Listed records:
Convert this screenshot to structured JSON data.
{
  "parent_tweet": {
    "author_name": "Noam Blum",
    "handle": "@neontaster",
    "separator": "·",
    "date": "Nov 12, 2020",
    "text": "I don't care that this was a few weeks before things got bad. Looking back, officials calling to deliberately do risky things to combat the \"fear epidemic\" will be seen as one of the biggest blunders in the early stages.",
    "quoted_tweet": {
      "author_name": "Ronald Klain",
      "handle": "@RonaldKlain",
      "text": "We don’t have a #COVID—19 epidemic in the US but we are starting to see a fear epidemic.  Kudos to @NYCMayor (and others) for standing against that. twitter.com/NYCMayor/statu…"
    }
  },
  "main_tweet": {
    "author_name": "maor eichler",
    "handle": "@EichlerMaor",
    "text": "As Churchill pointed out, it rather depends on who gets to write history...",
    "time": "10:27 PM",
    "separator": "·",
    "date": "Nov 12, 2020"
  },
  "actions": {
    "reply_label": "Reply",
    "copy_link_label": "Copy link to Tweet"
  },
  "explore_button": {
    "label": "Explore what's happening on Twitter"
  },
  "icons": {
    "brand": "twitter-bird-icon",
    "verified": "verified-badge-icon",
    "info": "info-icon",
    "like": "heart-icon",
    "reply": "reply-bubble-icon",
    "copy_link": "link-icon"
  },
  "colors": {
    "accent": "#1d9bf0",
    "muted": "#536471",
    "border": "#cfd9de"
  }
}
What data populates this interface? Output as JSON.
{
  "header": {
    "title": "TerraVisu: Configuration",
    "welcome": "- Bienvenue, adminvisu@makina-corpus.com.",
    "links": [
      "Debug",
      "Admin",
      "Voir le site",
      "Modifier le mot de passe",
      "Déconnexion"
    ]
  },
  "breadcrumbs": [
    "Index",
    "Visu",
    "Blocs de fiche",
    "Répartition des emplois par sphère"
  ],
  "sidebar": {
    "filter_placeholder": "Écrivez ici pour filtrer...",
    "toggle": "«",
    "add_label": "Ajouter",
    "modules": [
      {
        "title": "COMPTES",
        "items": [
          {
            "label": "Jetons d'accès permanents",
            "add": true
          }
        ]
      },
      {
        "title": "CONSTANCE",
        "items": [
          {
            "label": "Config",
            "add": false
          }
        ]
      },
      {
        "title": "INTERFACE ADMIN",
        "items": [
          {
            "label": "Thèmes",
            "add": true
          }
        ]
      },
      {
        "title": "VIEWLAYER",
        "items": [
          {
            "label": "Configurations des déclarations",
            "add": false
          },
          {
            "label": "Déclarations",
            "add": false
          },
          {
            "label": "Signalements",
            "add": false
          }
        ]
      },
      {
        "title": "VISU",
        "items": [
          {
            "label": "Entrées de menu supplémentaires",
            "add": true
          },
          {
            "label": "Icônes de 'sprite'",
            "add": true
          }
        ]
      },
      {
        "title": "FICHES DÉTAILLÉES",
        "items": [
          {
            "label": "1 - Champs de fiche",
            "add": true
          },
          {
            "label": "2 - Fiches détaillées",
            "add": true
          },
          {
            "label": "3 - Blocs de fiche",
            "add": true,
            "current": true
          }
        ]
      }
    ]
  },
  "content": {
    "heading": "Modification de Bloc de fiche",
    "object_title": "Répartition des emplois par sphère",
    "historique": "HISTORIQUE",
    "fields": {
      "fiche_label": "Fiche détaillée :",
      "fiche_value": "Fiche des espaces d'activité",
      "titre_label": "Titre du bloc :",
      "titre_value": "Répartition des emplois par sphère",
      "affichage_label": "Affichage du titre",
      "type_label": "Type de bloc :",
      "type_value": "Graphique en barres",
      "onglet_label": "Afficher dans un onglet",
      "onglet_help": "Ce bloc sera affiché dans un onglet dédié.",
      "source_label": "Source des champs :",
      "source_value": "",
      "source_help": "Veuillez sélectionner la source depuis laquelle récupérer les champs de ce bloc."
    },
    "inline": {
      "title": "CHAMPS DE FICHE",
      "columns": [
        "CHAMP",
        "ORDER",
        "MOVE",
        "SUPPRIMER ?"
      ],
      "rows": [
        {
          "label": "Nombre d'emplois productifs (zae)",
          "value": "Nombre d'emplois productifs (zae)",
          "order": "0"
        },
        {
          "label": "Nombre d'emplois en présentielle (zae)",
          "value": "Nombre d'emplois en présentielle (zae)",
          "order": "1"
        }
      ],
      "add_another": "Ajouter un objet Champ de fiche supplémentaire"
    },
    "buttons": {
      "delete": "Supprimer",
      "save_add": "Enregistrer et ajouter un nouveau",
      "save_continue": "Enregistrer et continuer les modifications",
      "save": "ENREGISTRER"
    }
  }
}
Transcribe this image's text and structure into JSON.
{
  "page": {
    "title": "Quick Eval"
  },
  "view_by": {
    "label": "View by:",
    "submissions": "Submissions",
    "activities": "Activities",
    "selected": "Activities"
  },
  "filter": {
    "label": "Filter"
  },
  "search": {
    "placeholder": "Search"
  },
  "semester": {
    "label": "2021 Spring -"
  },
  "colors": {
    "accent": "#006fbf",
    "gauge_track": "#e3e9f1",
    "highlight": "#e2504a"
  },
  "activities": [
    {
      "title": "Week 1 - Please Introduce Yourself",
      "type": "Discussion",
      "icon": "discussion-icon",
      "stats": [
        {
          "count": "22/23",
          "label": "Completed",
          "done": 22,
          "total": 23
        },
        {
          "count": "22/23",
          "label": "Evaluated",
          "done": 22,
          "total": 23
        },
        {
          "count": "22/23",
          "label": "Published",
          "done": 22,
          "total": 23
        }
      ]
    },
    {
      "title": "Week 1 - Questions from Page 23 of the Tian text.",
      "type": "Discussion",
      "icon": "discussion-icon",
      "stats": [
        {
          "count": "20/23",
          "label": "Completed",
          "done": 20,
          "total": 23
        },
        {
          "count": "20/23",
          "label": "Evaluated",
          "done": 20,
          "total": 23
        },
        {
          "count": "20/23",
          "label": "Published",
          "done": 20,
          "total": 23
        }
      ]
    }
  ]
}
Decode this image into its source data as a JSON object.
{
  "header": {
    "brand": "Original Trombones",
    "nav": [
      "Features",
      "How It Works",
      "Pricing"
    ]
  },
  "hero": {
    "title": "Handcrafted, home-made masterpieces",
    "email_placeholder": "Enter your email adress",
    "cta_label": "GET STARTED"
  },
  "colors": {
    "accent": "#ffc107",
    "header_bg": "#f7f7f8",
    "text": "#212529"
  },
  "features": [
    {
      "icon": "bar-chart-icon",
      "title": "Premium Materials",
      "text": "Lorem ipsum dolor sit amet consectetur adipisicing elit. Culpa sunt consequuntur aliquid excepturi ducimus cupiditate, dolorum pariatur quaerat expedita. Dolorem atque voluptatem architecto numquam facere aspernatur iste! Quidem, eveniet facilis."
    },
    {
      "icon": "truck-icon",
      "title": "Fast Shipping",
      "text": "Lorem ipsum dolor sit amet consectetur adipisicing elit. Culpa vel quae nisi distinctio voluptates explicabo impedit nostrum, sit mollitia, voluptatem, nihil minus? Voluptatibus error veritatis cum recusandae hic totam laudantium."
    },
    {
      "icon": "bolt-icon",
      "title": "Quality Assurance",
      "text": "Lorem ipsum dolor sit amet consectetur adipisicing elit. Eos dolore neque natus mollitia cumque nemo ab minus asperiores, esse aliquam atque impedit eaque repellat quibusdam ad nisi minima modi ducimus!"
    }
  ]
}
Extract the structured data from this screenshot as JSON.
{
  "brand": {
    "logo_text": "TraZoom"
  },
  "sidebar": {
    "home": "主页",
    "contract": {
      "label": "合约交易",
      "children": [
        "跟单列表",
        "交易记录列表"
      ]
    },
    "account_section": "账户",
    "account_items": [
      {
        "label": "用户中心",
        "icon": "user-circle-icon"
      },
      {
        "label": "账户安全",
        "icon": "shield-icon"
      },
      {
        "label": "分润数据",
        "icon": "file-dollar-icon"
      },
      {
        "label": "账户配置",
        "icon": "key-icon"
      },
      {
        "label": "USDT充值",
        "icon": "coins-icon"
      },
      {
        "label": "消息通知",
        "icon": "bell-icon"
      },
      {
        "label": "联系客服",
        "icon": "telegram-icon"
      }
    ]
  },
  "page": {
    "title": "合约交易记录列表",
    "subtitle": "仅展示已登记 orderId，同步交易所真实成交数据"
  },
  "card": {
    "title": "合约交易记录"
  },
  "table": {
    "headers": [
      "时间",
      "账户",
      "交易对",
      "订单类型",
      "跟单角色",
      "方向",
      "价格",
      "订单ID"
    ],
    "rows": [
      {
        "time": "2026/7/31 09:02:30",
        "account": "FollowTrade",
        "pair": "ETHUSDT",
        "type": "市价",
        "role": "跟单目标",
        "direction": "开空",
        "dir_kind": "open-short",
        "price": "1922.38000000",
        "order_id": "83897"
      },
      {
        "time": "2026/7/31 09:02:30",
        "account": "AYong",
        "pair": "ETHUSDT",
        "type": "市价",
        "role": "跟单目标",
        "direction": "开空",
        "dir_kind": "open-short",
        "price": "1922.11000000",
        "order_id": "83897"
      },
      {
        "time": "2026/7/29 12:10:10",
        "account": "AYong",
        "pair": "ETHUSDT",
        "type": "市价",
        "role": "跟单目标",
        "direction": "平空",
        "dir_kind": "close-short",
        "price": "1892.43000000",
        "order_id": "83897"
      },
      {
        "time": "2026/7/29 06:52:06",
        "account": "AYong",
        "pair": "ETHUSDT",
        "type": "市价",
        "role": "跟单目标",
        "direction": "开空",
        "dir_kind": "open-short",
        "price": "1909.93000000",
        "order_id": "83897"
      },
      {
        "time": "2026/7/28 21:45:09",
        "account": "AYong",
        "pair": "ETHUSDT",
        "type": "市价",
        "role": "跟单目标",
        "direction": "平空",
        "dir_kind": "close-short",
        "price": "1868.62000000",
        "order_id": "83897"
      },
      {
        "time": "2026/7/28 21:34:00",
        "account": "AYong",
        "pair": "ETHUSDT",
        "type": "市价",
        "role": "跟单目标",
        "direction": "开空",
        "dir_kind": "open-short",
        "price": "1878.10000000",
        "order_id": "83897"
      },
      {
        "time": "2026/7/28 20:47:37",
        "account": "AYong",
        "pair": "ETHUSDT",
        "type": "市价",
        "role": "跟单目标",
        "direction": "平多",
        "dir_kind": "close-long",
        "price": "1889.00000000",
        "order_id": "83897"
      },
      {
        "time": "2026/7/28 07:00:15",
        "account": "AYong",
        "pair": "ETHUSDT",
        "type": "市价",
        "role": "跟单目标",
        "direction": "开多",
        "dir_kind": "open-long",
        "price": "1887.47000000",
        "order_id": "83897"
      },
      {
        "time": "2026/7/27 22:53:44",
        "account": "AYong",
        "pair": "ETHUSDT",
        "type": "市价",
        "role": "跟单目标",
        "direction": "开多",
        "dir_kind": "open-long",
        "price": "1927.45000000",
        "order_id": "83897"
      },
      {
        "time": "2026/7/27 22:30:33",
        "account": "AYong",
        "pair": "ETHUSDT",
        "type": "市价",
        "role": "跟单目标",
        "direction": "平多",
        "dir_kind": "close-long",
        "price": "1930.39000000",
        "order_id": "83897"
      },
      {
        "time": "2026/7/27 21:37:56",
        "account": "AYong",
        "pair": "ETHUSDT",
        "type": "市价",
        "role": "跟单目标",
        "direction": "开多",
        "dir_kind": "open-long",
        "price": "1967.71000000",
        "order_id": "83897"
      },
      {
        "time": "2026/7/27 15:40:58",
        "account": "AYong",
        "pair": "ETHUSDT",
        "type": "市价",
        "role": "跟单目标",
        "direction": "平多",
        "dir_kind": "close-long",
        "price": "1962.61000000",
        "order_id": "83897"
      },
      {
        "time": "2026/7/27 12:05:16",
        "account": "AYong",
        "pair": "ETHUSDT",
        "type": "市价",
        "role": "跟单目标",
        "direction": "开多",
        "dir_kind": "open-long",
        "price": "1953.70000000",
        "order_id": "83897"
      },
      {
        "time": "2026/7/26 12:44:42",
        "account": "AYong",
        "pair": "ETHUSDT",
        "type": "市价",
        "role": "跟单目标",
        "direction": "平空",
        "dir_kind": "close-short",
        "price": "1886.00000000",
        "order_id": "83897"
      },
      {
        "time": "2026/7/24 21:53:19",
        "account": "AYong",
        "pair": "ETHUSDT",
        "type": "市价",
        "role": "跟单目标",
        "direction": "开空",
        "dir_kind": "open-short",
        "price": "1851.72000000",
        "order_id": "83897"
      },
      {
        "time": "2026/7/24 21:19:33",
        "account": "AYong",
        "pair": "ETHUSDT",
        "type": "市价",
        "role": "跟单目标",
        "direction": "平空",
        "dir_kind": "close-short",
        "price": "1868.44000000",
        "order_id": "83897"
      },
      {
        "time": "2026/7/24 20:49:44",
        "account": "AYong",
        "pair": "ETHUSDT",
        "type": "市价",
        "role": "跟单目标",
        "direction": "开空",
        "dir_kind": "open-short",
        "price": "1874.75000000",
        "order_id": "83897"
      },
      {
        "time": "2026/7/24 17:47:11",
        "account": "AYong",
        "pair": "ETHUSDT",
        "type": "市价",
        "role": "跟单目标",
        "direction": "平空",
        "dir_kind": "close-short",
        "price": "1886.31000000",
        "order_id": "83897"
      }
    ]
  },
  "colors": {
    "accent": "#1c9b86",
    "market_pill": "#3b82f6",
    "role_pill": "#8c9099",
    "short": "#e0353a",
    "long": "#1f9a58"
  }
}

Given request:
Copy all the lines above that hold the string "home".

Answer in full:
    "title": "Handcrafted, home-made masterpieces",
    "home": "主页",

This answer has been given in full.